DESCRIPTION OF THE TASK
Copy each line of the entries that contains the word "crímenes".
** Start **
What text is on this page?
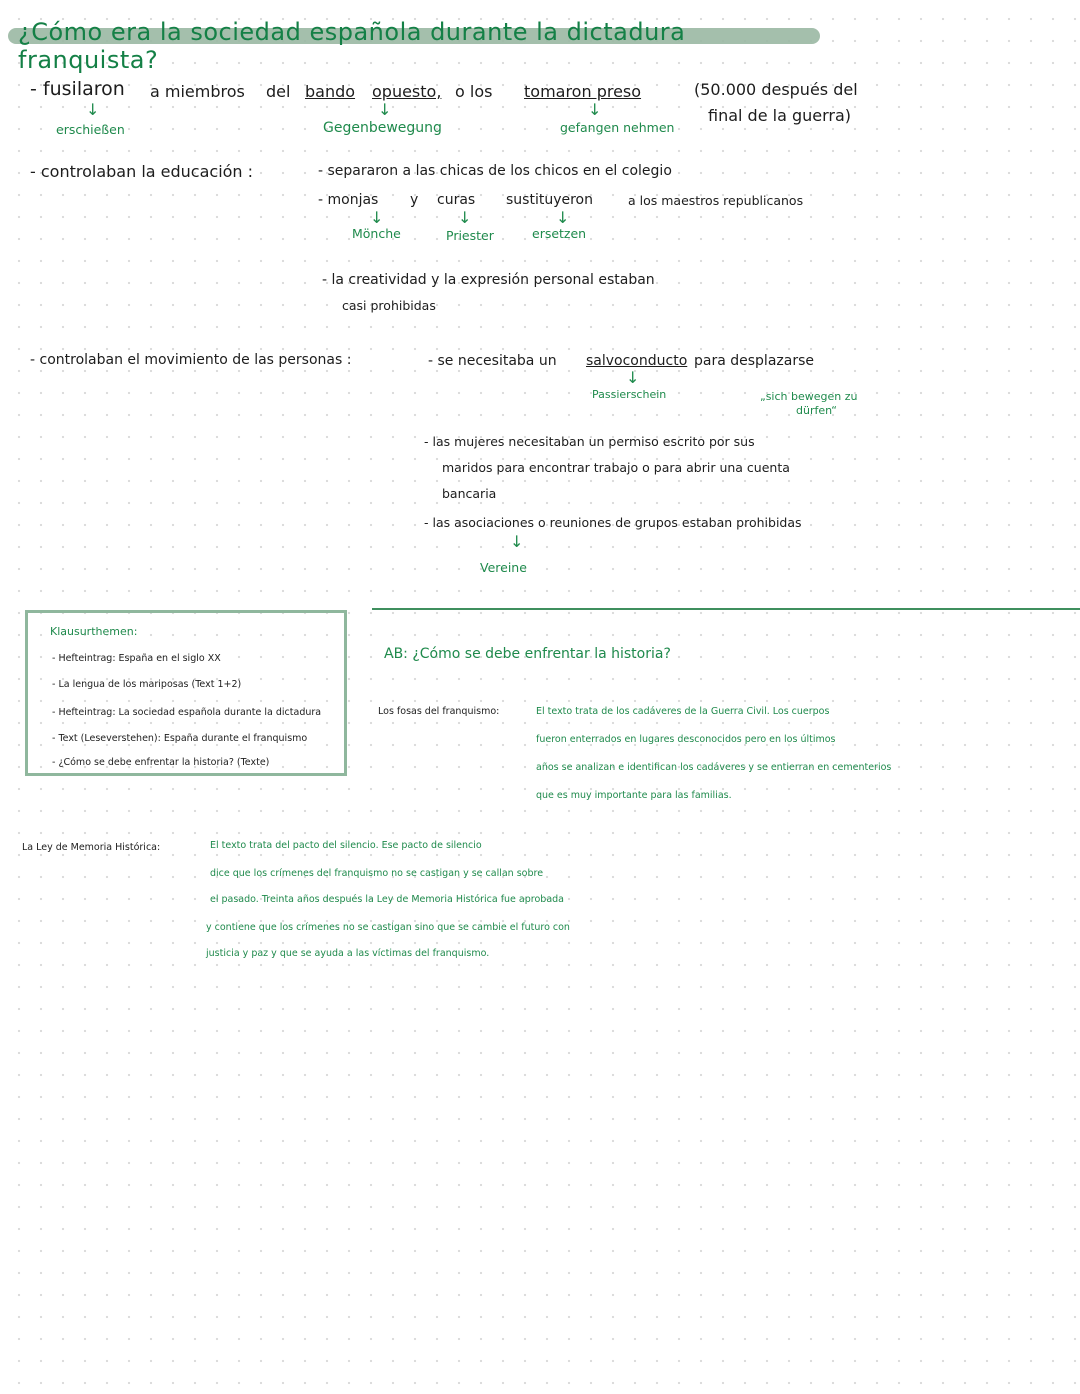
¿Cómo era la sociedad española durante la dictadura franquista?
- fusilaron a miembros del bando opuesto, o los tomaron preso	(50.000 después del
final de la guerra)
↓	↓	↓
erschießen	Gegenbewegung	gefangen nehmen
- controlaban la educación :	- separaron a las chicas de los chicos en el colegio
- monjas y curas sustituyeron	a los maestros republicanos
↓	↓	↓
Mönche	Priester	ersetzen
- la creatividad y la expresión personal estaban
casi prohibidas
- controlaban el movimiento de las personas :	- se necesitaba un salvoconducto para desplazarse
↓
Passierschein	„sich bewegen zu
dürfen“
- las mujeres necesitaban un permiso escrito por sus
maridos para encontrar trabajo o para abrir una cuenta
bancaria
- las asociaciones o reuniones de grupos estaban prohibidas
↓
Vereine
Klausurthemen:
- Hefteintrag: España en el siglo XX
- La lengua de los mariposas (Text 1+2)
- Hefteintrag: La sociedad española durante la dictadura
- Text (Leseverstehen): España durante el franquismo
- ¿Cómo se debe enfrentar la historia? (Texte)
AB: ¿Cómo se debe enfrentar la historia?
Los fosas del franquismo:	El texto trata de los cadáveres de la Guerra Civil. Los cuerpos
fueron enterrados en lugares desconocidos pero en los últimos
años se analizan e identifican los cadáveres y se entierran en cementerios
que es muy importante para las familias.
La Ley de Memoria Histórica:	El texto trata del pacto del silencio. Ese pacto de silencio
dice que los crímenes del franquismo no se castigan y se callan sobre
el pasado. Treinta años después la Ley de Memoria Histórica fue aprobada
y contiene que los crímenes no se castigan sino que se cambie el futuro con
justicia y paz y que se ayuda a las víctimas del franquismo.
** End **
RESPONSE BELOW
dice que los crímenes del franquismo no se castigan y se callan sobre
y contiene que los crímenes no se castigan sino que se cambie el futuro con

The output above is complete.